→ Entries from a dataset:
■ ■ ■

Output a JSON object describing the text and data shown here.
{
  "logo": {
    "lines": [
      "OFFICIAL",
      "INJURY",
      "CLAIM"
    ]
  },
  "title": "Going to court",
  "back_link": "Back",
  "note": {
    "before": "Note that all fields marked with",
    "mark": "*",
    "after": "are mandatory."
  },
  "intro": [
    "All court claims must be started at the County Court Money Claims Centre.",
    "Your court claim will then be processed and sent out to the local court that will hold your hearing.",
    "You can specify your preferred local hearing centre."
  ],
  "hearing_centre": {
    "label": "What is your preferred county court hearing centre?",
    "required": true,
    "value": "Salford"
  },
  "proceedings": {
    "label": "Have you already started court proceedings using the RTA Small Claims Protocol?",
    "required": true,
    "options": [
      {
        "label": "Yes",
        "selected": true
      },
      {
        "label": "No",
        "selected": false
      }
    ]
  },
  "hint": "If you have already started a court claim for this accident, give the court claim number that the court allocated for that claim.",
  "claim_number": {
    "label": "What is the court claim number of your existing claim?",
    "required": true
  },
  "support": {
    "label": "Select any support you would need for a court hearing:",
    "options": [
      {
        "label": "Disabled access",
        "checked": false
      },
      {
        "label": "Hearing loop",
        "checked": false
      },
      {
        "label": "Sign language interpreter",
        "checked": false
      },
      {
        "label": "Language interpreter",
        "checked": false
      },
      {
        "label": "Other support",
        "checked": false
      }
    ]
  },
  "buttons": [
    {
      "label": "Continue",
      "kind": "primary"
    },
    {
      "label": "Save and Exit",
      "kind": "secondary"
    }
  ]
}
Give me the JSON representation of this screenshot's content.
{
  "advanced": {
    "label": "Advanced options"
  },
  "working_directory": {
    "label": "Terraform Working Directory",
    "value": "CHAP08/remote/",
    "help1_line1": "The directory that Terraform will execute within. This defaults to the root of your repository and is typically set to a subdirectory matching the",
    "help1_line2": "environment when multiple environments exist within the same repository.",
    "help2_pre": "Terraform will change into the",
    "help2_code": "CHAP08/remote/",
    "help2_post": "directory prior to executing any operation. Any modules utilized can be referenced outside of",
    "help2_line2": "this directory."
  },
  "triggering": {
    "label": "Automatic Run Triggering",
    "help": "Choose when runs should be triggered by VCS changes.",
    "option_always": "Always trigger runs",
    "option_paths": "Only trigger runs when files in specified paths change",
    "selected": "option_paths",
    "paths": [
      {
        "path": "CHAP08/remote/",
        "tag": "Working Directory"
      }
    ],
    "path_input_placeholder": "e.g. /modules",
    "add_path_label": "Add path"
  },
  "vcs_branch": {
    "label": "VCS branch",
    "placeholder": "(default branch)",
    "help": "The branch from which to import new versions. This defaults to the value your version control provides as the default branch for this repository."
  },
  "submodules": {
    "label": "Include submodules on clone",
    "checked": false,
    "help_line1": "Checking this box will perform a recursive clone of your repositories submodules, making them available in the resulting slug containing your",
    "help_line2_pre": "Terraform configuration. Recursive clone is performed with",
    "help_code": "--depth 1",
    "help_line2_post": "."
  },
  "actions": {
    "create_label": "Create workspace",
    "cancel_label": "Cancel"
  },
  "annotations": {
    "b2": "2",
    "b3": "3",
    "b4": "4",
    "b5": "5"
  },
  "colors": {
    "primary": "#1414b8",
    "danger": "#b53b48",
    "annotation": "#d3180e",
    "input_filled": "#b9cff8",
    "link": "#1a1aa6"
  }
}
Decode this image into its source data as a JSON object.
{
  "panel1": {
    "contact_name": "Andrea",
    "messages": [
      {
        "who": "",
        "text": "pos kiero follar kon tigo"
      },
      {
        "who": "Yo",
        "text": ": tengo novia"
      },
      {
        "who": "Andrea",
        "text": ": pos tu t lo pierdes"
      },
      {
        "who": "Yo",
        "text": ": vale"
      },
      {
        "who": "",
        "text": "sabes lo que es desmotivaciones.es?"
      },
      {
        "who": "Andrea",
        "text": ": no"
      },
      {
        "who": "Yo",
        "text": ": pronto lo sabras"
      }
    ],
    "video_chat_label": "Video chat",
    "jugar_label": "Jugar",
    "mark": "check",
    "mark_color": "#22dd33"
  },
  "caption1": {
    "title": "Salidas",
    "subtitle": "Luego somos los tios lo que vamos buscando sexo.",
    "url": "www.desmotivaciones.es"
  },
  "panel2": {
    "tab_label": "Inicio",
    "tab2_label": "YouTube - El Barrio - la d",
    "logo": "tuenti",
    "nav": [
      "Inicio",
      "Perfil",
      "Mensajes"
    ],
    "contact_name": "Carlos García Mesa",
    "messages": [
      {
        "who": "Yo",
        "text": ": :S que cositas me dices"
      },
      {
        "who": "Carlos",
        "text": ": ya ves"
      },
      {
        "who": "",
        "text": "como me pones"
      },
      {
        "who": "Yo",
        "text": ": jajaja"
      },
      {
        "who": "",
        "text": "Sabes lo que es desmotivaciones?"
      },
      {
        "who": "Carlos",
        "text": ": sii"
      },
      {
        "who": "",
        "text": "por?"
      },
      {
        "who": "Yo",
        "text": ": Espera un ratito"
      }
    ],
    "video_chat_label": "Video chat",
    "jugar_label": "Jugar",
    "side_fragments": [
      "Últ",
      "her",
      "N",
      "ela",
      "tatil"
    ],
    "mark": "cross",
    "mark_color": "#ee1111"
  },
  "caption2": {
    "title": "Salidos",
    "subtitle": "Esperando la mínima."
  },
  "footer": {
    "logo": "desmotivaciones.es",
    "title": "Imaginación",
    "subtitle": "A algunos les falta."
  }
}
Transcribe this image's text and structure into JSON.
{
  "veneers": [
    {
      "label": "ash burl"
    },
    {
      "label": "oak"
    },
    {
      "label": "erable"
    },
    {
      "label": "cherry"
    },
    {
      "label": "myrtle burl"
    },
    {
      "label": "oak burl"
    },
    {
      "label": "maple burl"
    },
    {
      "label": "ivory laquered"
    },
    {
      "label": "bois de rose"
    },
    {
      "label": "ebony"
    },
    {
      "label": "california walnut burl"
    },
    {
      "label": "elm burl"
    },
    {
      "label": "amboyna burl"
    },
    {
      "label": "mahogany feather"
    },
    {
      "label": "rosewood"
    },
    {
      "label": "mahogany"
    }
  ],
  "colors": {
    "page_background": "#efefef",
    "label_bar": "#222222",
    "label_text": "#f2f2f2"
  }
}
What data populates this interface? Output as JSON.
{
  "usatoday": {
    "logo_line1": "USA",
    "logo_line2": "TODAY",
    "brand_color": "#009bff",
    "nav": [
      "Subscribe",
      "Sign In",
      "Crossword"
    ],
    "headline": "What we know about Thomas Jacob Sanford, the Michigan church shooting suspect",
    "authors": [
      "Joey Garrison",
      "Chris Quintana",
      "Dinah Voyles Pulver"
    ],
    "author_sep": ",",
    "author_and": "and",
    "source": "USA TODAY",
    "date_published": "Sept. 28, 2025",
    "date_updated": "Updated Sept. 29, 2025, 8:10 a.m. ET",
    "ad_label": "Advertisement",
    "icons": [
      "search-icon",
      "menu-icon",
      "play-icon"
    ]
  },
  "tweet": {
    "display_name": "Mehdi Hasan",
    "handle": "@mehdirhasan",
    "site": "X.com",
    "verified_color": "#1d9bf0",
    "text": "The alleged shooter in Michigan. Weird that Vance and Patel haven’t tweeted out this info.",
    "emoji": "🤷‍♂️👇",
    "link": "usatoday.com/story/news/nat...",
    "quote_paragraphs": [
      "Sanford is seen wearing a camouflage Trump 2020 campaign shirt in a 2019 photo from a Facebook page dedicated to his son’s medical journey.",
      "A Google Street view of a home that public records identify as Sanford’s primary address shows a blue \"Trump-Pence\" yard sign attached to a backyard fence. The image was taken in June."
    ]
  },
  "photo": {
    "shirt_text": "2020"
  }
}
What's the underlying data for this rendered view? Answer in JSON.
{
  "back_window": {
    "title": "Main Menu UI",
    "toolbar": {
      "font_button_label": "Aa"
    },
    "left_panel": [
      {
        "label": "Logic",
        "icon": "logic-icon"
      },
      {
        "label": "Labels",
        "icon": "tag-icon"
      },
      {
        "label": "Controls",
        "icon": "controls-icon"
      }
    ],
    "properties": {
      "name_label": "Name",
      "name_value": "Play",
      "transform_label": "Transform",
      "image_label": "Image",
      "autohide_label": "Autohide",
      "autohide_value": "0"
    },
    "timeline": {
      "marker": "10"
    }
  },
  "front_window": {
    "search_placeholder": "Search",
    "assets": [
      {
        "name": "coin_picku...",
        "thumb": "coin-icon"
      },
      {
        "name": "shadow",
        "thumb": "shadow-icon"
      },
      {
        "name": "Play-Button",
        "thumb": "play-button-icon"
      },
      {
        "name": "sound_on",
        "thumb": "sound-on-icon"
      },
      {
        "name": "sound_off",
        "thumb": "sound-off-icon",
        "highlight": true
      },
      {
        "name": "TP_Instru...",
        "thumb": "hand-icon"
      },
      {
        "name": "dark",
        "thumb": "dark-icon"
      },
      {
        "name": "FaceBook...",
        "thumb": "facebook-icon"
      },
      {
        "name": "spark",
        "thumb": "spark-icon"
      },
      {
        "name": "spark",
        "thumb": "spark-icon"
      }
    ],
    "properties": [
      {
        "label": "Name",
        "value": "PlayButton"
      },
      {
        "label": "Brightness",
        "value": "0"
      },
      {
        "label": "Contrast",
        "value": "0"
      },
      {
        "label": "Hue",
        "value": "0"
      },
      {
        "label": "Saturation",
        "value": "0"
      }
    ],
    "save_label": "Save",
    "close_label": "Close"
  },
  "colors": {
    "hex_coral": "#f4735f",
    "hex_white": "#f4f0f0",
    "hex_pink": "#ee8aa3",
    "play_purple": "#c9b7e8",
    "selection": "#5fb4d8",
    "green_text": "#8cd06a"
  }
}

■ ■ ■

→ Exercise objective: Pull out every line of the entries that includes the word "Trump".

→ Answer below:
      "Sanford is seen wearing a camouflage Trump 2020 campaign shirt in a 2019 photo from a Facebook page dedicated to his son’s medical journey.",
      "A Google Street view of a home that public records identify as Sanford’s primary address shows a blue \"Trump-Pence\" yard sign attached to a backyard fence. The image was taken in June."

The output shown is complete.